• [Your task]: Count every line of the material that holds the string "name". Respond with the total only.

• [Supplied entries]:
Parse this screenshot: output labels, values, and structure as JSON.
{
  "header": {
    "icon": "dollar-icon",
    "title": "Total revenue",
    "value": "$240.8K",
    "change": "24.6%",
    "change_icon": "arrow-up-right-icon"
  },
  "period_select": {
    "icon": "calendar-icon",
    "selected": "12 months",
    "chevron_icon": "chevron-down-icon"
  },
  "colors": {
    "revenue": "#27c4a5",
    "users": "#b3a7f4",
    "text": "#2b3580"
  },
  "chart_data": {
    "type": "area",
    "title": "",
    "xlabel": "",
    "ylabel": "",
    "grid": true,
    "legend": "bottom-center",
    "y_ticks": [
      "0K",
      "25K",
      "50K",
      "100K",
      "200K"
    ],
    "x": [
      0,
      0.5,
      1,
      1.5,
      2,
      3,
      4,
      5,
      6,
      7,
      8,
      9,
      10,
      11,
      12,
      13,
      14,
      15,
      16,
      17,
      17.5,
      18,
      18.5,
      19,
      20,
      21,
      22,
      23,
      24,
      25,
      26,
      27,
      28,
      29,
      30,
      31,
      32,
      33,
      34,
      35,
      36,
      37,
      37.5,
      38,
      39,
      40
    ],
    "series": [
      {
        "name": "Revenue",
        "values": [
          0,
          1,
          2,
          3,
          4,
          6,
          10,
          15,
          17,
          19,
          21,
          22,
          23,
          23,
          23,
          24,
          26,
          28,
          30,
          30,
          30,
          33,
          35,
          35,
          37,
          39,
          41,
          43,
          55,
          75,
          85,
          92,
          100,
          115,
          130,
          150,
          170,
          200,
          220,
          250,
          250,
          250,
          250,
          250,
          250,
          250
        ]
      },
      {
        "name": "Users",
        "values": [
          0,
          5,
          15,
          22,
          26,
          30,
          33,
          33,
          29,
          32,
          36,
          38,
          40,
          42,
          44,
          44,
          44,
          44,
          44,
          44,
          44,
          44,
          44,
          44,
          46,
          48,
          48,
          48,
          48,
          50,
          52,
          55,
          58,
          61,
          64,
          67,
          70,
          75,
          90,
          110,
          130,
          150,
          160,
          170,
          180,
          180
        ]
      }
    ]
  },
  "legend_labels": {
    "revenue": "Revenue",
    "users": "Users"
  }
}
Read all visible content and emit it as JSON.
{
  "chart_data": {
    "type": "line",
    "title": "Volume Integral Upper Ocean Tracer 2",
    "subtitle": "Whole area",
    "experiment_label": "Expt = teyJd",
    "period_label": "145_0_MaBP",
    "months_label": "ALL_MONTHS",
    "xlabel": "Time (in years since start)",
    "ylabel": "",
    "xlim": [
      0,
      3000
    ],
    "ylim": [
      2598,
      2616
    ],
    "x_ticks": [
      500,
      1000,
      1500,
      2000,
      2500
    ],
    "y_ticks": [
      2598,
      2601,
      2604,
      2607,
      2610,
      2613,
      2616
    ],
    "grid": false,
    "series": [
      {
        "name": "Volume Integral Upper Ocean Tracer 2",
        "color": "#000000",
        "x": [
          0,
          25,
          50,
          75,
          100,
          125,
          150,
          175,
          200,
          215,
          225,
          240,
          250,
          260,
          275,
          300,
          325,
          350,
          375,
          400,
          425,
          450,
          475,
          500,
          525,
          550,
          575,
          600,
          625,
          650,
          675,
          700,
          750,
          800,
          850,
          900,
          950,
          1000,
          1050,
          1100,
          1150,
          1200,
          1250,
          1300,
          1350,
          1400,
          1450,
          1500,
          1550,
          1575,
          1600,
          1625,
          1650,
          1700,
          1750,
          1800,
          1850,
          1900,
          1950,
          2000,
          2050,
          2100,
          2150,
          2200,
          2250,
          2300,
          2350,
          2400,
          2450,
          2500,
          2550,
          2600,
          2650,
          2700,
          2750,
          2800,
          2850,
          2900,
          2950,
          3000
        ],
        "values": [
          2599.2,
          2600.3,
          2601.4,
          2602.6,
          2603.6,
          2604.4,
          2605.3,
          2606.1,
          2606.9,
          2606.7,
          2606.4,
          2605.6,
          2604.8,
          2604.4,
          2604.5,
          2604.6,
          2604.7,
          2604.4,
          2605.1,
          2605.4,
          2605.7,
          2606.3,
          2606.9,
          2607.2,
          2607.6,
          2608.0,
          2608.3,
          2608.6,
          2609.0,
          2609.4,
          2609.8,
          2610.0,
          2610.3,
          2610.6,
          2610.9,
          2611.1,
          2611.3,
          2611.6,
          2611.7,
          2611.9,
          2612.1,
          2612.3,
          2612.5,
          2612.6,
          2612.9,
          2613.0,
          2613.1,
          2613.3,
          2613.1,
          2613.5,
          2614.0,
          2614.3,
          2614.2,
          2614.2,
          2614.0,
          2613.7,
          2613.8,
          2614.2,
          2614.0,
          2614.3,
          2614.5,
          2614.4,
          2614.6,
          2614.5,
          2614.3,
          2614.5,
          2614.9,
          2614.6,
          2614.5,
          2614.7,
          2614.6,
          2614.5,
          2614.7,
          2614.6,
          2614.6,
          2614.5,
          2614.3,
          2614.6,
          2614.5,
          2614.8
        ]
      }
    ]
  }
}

• [Reply to the exercise]: 3